■ EXERCISE DETAILS: Extract, from the listing that follows, each line containing the word "underlying".
** start LISTED RECORDS **
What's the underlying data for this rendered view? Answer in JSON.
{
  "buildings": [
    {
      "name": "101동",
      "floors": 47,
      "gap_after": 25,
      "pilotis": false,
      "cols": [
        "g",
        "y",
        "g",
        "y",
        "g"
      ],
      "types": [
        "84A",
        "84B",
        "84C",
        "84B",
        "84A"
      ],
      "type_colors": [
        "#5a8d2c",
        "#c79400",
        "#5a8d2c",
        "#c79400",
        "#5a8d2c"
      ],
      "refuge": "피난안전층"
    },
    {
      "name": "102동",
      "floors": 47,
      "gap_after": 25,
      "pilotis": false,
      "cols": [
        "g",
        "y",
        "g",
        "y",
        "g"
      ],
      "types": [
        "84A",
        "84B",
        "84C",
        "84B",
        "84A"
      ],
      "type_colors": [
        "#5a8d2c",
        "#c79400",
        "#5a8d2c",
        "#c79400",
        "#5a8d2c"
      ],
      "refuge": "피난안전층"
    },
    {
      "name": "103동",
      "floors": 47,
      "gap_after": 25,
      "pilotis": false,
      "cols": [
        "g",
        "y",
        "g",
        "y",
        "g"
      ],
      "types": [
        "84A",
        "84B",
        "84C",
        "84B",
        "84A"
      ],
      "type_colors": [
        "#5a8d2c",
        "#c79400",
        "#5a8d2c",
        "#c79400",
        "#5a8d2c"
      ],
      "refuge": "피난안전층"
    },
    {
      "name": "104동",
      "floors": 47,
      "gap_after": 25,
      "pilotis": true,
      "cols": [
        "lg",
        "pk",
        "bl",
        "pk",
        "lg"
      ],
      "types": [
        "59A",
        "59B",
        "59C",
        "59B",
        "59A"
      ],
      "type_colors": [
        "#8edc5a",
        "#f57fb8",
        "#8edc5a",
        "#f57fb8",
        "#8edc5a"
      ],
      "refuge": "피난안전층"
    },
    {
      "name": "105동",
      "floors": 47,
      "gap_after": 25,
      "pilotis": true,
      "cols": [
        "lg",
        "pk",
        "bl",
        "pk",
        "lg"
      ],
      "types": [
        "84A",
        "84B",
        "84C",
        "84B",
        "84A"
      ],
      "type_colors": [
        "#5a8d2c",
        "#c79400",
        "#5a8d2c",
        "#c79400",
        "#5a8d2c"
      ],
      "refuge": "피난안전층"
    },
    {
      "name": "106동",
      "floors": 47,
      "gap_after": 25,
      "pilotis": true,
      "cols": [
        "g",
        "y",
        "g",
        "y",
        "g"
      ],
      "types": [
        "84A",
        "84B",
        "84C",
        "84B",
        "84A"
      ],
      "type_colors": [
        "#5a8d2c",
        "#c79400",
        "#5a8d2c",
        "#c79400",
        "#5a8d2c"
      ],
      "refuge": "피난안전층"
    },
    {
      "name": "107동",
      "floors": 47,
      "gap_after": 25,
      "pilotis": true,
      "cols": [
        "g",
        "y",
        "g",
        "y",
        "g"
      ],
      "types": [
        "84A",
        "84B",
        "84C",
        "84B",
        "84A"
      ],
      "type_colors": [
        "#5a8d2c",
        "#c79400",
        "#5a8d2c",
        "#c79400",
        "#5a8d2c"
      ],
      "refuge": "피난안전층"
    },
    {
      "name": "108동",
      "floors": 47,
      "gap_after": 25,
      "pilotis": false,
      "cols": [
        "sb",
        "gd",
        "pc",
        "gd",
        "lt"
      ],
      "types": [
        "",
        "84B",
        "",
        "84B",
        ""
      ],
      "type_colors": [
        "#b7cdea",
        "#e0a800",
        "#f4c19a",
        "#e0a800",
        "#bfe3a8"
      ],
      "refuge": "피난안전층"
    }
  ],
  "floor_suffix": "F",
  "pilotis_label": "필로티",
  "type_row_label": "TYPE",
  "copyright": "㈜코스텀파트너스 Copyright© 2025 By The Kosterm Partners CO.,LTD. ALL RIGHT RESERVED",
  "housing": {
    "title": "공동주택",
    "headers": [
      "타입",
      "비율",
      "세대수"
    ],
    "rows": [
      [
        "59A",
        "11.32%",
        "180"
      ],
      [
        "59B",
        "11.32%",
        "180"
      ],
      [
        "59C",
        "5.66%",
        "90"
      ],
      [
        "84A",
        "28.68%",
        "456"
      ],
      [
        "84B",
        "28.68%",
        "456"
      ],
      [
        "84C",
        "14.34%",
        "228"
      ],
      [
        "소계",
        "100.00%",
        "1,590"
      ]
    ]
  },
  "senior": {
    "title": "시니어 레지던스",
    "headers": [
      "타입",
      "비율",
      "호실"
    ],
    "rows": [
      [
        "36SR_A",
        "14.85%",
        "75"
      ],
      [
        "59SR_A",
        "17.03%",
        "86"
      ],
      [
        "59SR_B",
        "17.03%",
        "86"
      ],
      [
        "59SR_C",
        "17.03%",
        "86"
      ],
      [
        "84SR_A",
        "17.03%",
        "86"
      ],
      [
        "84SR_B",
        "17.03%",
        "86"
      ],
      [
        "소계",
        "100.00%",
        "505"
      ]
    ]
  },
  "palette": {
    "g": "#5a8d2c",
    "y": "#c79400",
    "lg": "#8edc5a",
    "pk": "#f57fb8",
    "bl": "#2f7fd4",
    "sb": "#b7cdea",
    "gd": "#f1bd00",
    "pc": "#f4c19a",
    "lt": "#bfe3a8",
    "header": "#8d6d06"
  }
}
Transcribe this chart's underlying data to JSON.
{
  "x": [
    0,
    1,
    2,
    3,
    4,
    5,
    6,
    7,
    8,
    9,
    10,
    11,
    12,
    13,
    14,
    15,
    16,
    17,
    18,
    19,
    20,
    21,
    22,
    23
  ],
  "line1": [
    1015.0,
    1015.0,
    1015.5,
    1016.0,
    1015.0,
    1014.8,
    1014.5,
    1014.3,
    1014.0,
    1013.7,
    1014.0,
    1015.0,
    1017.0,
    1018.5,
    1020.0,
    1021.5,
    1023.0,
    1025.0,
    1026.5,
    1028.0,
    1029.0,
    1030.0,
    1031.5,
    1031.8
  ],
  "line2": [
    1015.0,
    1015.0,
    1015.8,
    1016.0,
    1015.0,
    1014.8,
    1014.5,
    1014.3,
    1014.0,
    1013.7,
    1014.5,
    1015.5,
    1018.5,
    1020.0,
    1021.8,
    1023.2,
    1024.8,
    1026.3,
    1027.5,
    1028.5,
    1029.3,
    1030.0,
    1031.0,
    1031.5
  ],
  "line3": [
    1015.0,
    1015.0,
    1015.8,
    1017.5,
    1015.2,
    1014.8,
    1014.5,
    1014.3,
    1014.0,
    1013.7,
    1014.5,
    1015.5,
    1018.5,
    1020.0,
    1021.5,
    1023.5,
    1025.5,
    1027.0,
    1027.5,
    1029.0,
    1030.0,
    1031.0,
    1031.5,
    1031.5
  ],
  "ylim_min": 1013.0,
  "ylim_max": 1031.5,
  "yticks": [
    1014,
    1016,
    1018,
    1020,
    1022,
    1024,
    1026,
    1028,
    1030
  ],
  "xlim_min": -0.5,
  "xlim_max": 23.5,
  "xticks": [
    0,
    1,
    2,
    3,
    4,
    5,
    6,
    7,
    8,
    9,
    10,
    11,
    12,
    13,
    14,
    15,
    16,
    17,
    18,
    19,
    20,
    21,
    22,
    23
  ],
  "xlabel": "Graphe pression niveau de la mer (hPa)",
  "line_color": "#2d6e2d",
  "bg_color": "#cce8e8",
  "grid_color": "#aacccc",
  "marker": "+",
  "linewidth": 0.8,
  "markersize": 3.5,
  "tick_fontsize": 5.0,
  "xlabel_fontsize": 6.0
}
** end LISTED RECORDS **
■ TASK RESULT:
What's the underlying data for this rendered view? Answer in JSON.
Transcribe this chart's underlying data to JSON.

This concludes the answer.